### STORED DATA
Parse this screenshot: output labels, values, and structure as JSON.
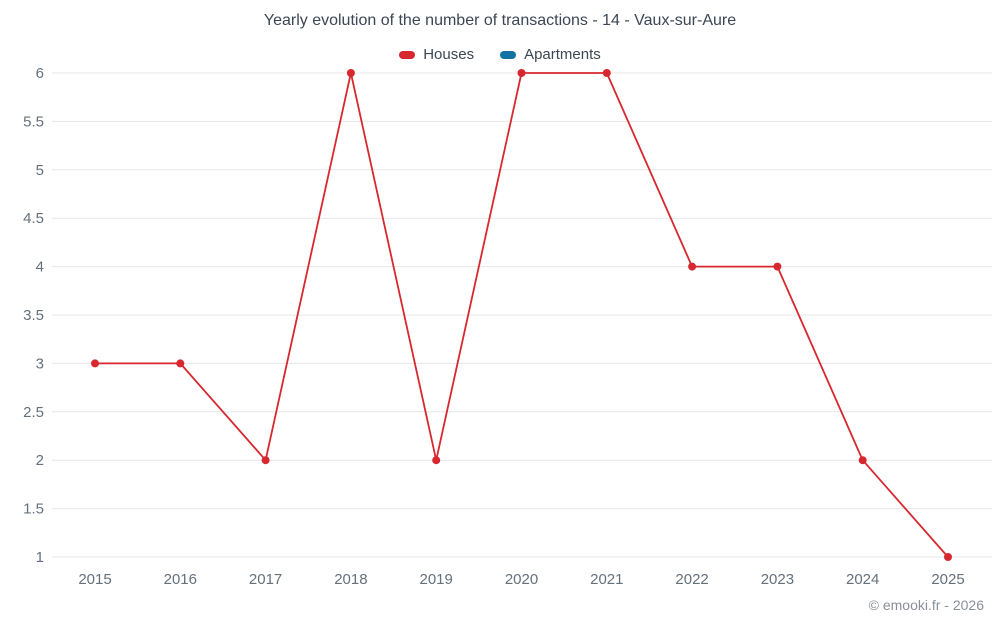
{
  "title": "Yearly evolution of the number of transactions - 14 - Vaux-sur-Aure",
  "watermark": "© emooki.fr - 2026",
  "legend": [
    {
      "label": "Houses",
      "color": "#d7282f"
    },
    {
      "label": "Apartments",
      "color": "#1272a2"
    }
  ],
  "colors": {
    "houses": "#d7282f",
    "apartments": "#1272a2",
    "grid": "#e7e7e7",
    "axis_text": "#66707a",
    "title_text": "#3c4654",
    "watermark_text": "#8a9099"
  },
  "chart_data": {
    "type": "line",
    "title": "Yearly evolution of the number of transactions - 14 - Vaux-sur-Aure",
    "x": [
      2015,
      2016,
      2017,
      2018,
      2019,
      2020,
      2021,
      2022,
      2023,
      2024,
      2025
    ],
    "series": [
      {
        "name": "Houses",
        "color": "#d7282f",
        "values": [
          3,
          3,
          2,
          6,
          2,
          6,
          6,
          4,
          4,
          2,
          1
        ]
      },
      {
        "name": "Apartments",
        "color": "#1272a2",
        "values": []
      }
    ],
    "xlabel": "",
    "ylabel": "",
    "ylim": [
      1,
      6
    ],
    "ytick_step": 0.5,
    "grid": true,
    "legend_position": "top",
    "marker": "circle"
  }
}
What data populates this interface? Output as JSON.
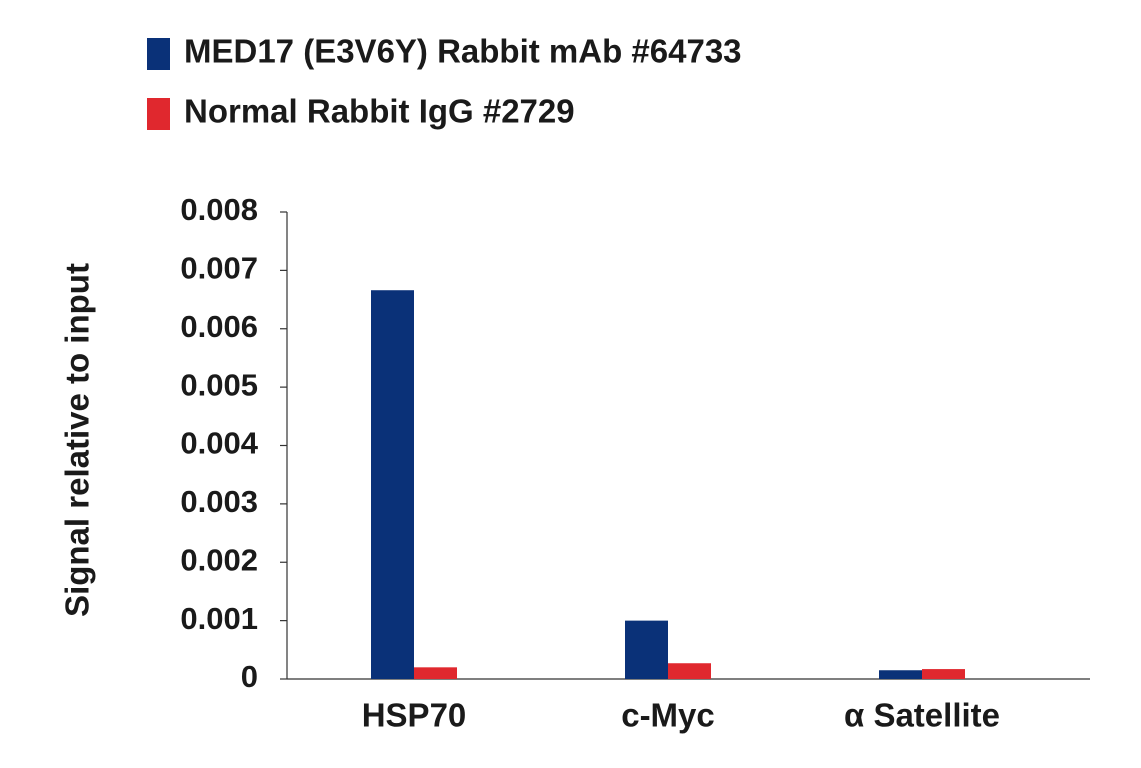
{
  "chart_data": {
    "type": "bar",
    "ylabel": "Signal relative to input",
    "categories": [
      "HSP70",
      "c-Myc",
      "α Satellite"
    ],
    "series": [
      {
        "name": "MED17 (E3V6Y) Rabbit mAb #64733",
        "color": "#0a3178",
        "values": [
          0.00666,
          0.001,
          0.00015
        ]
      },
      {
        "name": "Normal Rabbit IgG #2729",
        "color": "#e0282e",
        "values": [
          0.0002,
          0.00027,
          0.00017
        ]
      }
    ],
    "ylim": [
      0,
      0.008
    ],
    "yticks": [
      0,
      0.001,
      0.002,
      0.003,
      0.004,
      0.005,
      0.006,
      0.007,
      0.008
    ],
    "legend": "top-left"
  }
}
######
### STORED DATA
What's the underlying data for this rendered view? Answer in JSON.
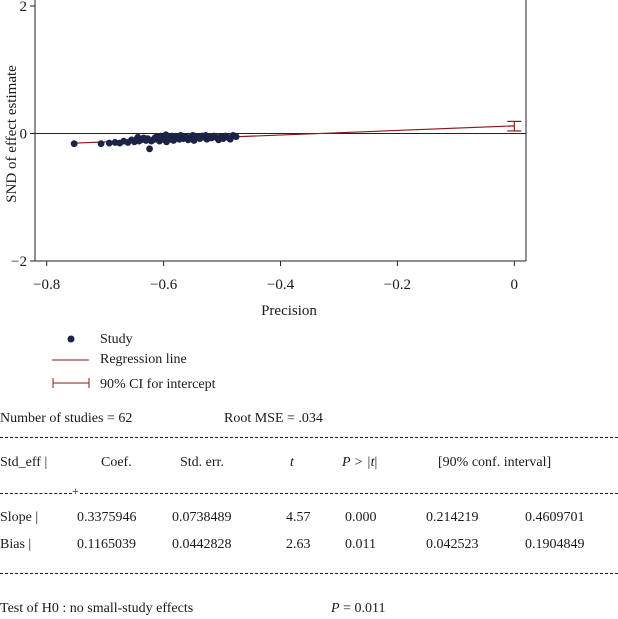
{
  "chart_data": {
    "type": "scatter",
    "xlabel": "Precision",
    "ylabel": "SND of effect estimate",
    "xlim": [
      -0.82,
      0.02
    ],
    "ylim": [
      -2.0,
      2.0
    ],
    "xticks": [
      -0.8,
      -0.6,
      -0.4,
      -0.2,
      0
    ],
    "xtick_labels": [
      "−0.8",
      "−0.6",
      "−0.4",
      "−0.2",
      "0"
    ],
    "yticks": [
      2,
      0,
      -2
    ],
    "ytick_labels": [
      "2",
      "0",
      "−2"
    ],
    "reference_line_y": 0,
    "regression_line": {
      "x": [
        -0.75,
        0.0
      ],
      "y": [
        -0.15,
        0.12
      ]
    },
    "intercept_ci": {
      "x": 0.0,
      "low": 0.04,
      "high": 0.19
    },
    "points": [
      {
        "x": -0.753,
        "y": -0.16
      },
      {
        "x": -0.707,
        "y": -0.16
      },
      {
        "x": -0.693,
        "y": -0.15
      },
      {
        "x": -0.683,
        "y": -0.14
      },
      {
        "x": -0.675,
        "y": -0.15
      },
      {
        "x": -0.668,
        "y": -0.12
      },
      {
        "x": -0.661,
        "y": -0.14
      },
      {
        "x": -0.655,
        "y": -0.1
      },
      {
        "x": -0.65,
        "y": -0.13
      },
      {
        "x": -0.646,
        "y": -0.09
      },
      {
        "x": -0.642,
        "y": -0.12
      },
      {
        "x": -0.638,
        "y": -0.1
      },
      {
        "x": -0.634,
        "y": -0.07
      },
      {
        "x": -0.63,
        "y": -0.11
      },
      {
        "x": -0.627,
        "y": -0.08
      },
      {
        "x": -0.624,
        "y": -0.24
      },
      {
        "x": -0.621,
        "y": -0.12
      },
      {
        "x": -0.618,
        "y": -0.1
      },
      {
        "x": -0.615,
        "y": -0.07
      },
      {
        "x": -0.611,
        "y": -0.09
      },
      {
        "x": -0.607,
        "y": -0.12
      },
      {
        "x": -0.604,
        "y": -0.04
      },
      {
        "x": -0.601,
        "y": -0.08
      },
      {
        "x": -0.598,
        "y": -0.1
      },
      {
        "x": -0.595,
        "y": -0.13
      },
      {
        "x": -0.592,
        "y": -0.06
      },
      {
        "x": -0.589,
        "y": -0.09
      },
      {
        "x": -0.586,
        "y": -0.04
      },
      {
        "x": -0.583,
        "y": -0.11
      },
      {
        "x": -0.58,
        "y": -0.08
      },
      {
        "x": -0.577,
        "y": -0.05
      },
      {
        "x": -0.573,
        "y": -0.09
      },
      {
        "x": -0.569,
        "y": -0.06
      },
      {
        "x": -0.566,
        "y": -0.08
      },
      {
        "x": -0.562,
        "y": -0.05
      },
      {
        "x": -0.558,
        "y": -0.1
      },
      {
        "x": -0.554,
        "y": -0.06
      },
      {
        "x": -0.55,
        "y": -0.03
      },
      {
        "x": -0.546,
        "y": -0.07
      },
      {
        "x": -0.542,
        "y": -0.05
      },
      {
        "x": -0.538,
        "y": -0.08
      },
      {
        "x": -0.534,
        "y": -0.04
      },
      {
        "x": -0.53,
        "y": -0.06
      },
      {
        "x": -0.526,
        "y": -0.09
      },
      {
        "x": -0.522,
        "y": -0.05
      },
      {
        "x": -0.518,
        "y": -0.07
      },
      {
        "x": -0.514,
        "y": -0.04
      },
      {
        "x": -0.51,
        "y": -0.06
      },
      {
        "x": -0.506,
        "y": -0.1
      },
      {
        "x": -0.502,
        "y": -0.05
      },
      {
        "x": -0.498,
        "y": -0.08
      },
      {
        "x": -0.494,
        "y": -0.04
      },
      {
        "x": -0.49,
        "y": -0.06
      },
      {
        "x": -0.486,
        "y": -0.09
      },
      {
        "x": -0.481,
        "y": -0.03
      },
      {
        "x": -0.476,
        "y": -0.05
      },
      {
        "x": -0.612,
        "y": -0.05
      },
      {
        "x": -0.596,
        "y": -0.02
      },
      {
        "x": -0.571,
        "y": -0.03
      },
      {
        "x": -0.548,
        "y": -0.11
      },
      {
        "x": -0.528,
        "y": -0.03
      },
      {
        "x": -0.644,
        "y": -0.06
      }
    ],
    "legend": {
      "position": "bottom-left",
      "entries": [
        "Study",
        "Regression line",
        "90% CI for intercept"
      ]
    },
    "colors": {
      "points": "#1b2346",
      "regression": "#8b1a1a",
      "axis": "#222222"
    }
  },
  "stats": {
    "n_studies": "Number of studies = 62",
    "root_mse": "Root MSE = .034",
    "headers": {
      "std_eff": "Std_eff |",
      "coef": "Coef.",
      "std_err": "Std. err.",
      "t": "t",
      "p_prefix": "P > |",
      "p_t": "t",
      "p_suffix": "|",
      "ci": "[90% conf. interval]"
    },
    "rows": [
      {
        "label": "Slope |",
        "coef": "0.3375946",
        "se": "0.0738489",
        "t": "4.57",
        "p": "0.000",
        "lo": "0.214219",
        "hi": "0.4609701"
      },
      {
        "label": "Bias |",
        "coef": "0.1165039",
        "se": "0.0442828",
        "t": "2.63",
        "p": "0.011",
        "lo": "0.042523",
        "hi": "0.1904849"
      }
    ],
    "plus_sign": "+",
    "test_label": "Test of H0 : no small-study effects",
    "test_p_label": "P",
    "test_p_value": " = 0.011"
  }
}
######
From the listing above, copy every line that includes the word "Rabbit".

        "name": "MED17 (E3V6Y) Rabbit mAb #64733",
        "name": "Normal Rabbit IgG #2729",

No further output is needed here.